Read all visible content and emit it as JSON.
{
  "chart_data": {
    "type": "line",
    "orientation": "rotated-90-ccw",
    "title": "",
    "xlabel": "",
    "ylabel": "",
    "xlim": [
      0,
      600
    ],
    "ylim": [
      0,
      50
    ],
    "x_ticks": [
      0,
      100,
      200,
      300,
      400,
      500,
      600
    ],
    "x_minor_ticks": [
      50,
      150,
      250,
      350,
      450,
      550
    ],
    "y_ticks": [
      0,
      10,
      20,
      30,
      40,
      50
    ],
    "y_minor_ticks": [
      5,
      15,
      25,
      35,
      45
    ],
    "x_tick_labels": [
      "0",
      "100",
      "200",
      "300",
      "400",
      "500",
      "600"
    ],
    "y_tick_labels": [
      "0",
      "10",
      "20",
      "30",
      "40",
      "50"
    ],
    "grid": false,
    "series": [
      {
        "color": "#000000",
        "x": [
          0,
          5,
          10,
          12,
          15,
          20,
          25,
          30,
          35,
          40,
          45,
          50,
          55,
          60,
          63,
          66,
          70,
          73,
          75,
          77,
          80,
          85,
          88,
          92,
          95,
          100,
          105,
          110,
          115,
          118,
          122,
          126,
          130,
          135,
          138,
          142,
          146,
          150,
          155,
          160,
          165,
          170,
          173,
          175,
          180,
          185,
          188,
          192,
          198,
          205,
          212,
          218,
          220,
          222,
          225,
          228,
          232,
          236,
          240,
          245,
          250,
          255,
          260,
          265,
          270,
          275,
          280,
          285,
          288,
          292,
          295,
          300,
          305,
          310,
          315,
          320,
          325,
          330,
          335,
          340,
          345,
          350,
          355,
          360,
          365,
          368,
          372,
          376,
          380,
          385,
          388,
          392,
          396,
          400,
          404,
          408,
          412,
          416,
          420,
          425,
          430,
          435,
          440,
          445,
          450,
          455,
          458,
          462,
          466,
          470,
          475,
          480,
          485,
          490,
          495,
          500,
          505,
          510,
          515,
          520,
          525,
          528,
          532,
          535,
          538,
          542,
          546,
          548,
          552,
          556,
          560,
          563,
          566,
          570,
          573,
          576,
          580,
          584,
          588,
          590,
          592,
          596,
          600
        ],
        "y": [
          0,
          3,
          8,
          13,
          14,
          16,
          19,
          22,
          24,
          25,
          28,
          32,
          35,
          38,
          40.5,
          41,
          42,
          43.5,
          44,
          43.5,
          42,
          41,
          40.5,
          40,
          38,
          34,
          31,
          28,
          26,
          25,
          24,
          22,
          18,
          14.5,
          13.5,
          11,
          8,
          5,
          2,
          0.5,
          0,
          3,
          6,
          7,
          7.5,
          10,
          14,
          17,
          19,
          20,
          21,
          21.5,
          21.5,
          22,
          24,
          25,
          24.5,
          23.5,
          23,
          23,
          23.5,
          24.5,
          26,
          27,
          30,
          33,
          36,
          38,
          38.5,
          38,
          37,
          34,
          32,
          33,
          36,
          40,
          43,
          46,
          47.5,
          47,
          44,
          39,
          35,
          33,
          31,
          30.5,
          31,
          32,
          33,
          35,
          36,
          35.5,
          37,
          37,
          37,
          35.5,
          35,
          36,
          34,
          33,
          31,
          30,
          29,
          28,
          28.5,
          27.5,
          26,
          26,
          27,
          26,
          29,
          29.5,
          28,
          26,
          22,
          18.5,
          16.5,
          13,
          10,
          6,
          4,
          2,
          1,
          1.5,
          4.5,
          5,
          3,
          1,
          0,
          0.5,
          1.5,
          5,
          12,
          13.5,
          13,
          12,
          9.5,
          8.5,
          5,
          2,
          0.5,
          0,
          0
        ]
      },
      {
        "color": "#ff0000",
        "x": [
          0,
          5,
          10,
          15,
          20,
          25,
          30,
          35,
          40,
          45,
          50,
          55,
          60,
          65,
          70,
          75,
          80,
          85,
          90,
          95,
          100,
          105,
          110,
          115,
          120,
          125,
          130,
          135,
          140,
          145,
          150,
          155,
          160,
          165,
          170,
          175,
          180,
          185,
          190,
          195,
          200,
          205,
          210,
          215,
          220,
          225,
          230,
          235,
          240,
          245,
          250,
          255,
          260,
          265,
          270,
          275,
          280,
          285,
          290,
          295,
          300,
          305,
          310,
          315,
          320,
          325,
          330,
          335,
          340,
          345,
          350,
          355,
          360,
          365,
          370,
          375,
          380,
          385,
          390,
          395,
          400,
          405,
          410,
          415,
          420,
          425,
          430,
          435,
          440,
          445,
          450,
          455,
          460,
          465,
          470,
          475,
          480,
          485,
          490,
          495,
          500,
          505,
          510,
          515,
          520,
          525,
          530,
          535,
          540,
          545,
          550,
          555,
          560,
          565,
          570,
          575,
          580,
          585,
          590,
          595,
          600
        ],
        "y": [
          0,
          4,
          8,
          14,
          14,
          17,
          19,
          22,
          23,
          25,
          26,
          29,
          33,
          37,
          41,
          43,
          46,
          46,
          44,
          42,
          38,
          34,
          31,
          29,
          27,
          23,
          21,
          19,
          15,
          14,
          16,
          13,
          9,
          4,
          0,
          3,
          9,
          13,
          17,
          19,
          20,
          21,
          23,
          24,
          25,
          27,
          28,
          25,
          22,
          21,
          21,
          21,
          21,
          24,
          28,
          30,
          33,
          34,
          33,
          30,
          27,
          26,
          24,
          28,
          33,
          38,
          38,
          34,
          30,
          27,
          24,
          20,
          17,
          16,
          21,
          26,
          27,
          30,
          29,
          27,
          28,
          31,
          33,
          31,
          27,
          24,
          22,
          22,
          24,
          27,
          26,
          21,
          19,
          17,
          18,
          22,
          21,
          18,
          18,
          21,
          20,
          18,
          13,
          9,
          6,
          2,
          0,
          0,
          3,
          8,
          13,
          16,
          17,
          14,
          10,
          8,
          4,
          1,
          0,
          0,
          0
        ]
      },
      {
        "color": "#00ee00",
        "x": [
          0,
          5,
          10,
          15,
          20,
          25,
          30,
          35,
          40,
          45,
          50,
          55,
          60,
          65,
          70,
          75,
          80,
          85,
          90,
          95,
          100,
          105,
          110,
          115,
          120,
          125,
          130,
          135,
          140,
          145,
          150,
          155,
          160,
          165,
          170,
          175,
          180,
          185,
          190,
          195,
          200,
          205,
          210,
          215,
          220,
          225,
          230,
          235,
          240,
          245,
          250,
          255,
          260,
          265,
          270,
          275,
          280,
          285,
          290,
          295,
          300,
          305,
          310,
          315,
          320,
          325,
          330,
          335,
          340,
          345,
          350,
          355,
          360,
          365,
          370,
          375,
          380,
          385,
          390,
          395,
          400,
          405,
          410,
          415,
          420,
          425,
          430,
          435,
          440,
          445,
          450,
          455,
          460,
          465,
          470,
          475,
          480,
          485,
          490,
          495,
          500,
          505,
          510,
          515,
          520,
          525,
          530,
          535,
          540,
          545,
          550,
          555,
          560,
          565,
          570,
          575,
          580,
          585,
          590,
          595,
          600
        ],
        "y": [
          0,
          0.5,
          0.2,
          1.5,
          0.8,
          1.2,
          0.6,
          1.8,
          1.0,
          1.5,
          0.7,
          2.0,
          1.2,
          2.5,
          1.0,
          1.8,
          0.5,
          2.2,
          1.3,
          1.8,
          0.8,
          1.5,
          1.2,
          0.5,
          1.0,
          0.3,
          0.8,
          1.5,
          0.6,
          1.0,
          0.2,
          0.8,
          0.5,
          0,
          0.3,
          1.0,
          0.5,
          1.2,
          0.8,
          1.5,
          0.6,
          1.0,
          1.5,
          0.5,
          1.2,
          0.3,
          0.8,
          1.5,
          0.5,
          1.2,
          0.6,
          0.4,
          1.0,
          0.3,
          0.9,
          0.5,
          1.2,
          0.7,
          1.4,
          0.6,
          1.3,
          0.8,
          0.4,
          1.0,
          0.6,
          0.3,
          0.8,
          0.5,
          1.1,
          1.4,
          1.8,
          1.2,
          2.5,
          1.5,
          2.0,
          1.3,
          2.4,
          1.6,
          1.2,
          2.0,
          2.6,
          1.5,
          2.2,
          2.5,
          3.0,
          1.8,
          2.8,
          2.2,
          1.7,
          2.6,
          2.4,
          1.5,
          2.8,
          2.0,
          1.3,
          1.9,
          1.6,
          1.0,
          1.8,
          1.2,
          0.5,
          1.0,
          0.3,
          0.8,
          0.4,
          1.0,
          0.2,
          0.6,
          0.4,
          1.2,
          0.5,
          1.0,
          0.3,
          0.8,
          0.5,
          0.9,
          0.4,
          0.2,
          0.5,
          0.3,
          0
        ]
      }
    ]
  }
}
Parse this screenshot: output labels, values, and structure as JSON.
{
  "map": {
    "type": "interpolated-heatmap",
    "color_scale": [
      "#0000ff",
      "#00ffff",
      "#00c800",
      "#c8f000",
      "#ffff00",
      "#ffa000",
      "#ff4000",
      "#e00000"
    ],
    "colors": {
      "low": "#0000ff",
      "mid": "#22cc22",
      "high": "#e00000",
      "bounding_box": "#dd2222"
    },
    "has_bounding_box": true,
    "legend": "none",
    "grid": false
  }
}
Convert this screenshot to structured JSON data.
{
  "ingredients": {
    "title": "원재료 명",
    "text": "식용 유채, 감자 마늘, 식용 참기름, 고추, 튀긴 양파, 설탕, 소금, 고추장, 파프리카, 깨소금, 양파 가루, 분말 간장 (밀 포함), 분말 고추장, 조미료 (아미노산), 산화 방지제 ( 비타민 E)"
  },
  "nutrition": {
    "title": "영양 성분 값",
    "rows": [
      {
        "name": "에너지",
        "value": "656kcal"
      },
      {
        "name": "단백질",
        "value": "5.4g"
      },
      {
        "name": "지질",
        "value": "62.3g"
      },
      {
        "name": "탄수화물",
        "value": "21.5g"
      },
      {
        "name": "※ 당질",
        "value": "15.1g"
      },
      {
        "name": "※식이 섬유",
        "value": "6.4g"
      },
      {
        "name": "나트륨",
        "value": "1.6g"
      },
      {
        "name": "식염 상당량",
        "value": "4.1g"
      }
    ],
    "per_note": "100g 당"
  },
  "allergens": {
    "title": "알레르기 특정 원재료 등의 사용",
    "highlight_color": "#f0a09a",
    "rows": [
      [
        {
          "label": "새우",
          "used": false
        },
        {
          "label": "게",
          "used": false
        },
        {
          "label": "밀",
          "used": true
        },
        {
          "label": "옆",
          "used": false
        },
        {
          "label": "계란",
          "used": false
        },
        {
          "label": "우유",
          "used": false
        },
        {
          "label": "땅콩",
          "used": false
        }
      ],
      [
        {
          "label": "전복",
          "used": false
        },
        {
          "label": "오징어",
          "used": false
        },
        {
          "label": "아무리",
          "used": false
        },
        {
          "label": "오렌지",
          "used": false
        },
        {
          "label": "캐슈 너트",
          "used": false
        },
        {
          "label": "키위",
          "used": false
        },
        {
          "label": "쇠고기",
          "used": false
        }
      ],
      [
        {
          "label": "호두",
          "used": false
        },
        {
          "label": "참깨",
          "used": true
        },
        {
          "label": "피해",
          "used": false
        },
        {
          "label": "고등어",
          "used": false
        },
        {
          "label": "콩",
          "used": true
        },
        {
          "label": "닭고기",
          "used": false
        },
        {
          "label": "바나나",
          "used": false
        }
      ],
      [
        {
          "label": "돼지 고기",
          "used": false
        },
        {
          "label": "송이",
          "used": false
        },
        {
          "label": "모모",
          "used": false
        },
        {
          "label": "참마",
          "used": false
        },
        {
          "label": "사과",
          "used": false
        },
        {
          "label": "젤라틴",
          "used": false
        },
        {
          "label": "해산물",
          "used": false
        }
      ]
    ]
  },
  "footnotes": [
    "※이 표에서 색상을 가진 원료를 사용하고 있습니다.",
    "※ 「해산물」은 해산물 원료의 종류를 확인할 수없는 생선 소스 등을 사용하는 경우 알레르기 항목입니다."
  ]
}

* _Exercise description_
Make a copy of each line that contains the string "this".

* _Written reply_
Parse this screenshot: output labels, values, and structure as JSON.
Convert this screenshot to structured JSON data.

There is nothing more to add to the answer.